● **PROBLEM DETAILS**
Reproduce all of the listing below without alteration.

[Items from a data source]
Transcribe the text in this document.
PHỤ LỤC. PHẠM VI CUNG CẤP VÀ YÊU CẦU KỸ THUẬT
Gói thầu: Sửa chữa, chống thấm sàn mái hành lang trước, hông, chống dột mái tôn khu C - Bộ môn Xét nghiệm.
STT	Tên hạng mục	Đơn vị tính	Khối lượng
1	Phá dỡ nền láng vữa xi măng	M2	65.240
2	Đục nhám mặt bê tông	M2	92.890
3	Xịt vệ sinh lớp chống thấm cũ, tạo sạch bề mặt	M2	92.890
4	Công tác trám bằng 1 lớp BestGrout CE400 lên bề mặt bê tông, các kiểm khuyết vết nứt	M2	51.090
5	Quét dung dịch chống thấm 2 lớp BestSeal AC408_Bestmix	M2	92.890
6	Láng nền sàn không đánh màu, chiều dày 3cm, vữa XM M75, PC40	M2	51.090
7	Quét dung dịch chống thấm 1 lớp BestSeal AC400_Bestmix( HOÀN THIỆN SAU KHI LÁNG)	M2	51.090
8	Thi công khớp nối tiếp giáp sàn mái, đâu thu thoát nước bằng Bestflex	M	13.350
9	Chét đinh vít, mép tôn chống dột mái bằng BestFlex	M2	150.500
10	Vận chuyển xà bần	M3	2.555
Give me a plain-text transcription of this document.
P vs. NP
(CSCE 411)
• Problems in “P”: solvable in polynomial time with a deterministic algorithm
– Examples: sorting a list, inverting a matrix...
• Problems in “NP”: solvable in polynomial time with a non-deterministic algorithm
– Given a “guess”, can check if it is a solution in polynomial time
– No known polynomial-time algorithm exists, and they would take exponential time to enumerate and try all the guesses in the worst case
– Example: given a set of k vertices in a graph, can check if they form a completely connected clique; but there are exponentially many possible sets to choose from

● **FULL RESPONSE**
Transcribe the text in this document.
PHỤ LỤC. PHẠM VI CUNG CẤP VÀ YÊU CẦU KỸ THUẬT
Gói thầu: Sửa chữa, chống thấm sàn mái hành lang trước, hông, chống dột mái tôn khu C - Bộ môn Xét nghiệm.
STT	Tên hạng mục	Đơn vị tính	Khối lượng
1	Phá dỡ nền láng vữa xi măng	M2	65.240
2	Đục nhám mặt bê tông	M2	92.890
3	Xịt vệ sinh lớp chống thấm cũ, tạo sạch bề mặt	M2	92.890
4	Công tác trám bằng 1 lớp BestGrout CE400 lên bề mặt bê tông, các kiểm khuyết vết nứt	M2	51.090
5	Quét dung dịch chống thấm 2 lớp BestSeal AC408_Bestmix	M2	92.890
6	Láng nền sàn không đánh màu, chiều dày 3cm, vữa XM M75, PC40	M2	51.090
7	Quét dung dịch chống thấm 1 lớp BestSeal AC400_Bestmix( HOÀN THIỆN SAU KHI LÁNG)	M2	51.090
8	Thi công khớp nối tiếp giáp sàn mái, đâu thu thoát nước bằng Bestflex	M	13.350
9	Chét đinh vít, mép tôn chống dột mái bằng BestFlex	M2	150.500
10	Vận chuyển xà bần	M3	2.555
Give me a plain-text transcription of this document.
P vs. NP
(CSCE 411)
• Problems in “P”: solvable in polynomial time with a deterministic algorithm
– Examples: sorting a list, inverting a matrix...
• Problems in “NP”: solvable in polynomial time with a non-deterministic algorithm
– Given a “guess”, can check if it is a solution in polynomial time
– No known polynomial-time algorithm exists, and they would take exponential time to enumerate and try all the guesses in the worst case
– Example: given a set of k vertices in a graph, can check if they form a completely connected clique; but there are exponentially many possible sets to choose from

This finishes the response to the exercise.